"""

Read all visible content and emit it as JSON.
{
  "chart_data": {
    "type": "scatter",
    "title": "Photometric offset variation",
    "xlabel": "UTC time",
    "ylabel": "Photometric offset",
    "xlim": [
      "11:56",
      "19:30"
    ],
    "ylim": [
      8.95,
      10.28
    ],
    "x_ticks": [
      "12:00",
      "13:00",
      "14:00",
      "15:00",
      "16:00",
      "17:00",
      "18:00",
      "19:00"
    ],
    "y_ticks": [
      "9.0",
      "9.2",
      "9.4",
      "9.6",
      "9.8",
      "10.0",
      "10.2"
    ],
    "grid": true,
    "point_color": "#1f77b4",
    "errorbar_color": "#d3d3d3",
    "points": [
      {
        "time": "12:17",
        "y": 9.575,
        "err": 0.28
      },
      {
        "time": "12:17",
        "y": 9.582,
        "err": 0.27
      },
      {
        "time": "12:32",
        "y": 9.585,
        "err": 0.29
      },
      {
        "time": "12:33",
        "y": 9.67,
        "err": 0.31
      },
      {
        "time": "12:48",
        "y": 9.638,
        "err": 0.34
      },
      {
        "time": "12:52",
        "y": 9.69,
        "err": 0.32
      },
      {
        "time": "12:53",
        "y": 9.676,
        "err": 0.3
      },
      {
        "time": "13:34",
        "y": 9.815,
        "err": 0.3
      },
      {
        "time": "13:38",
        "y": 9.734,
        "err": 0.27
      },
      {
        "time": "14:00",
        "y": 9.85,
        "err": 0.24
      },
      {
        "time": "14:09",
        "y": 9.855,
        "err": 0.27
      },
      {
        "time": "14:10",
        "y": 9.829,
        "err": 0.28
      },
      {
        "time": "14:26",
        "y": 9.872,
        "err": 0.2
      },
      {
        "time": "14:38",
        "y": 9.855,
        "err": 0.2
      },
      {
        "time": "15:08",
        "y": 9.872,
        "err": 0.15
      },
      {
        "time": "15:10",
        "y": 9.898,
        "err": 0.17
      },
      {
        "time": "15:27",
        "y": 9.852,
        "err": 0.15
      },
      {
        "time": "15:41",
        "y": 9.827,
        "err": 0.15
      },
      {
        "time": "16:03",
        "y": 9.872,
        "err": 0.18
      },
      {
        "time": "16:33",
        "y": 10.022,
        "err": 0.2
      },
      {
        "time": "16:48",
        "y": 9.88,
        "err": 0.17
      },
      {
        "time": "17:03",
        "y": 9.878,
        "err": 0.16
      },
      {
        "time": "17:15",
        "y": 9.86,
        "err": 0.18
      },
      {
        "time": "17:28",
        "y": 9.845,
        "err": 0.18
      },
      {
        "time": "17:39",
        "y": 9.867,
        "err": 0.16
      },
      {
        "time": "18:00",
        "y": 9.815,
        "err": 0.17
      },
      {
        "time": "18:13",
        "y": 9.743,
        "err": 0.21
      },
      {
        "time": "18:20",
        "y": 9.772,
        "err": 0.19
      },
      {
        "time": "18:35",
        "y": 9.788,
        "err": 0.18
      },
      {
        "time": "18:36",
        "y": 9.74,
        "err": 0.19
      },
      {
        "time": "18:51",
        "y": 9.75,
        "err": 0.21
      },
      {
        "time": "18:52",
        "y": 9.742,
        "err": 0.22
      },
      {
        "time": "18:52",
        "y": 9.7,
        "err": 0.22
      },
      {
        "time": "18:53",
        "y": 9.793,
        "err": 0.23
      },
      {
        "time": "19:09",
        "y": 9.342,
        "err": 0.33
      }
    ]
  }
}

"""

▶ **SHORT TASK**
Show the data once more, exactly as it was written.

▶ **TASK RESULT**
Read all visible content and emit it as JSON.
{
  "chart_data": {
    "type": "scatter",
    "title": "Photometric offset variation",
    "xlabel": "UTC time",
    "ylabel": "Photometric offset",
    "xlim": [
      "11:56",
      "19:30"
    ],
    "ylim": [
      8.95,
      10.28
    ],
    "x_ticks": [
      "12:00",
      "13:00",
      "14:00",
      "15:00",
      "16:00",
      "17:00",
      "18:00",
      "19:00"
    ],
    "y_ticks": [
      "9.0",
      "9.2",
      "9.4",
      "9.6",
      "9.8",
      "10.0",
      "10.2"
    ],
    "grid": true,
    "point_color": "#1f77b4",
    "errorbar_color": "#d3d3d3",
    "points": [
      {
        "time": "12:17",
        "y": 9.575,
        "err": 0.28
      },
      {
        "time": "12:17",
        "y": 9.582,
        "err": 0.27
      },
      {
        "time": "12:32",
        "y": 9.585,
        "err": 0.29
      },
      {
        "time": "12:33",
        "y": 9.67,
        "err": 0.31
      },
      {
        "time": "12:48",
        "y": 9.638,
        "err": 0.34
      },
      {
        "time": "12:52",
        "y": 9.69,
        "err": 0.32
      },
      {
        "time": "12:53",
        "y": 9.676,
        "err": 0.3
      },
      {
        "time": "13:34",
        "y": 9.815,
        "err": 0.3
      },
      {
        "time": "13:38",
        "y": 9.734,
        "err": 0.27
      },
      {
        "time": "14:00",
        "y": 9.85,
        "err": 0.24
      },
      {
        "time": "14:09",
        "y": 9.855,
        "err": 0.27
      },
      {
        "time": "14:10",
        "y": 9.829,
        "err": 0.28
      },
      {
        "time": "14:26",
        "y": 9.872,
        "err": 0.2
      },
      {
        "time": "14:38",
        "y": 9.855,
        "err": 0.2
      },
      {
        "time": "15:08",
        "y": 9.872,
        "err": 0.15
      },
      {
        "time": "15:10",
        "y": 9.898,
        "err": 0.17
      },
      {
        "time": "15:27",
        "y": 9.852,
        "err": 0.15
      },
      {
        "time": "15:41",
        "y": 9.827,
        "err": 0.15
      },
      {
        "time": "16:03",
        "y": 9.872,
        "err": 0.18
      },
      {
        "time": "16:33",
        "y": 10.022,
        "err": 0.2
      },
      {
        "time": "16:48",
        "y": 9.88,
        "err": 0.17
      },
      {
        "time": "17:03",
        "y": 9.878,
        "err": 0.16
      },
      {
        "time": "17:15",
        "y": 9.86,
        "err": 0.18
      },
      {
        "time": "17:28",
        "y": 9.845,
        "err": 0.18
      },
      {
        "time": "17:39",
        "y": 9.867,
        "err": 0.16
      },
      {
        "time": "18:00",
        "y": 9.815,
        "err": 0.17
      },
      {
        "time": "18:13",
        "y": 9.743,
        "err": 0.21
      },
      {
        "time": "18:20",
        "y": 9.772,
        "err": 0.19
      },
      {
        "time": "18:35",
        "y": 9.788,
        "err": 0.18
      },
      {
        "time": "18:36",
        "y": 9.74,
        "err": 0.19
      },
      {
        "time": "18:51",
        "y": 9.75,
        "err": 0.21
      },
      {
        "time": "18:52",
        "y": 9.742,
        "err": 0.22
      },
      {
        "time": "18:52",
        "y": 9.7,
        "err": 0.22
      },
      {
        "time": "18:53",
        "y": 9.793,
        "err": 0.23
      },
      {
        "time": "19:09",
        "y": 9.342,
        "err": 0.33
      }
    ]
  }
}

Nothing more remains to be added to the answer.